### DATA SUPPLIED ###

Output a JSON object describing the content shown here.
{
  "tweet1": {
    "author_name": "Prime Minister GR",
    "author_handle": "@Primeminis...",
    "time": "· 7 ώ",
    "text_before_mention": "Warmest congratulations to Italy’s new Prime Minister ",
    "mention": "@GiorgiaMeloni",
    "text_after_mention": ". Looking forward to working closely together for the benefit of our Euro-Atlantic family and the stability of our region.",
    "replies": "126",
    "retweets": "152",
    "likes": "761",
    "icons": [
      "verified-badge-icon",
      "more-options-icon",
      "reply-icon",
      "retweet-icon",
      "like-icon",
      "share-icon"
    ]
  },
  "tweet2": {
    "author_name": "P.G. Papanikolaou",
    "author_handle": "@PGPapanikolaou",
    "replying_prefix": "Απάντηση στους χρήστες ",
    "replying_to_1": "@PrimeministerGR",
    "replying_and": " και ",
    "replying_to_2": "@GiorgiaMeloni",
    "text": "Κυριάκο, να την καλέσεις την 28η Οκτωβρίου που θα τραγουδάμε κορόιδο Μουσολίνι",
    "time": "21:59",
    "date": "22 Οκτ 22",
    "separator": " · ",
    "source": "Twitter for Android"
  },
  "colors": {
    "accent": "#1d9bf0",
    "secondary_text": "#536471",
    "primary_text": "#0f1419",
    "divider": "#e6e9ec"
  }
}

###

Read the entries and select each line where the word "GiorgiaMeloni" is found.

■ **RIGHT ANSWER**
    "mention": "@GiorgiaMeloni",
    "replying_to_2": "@GiorgiaMeloni",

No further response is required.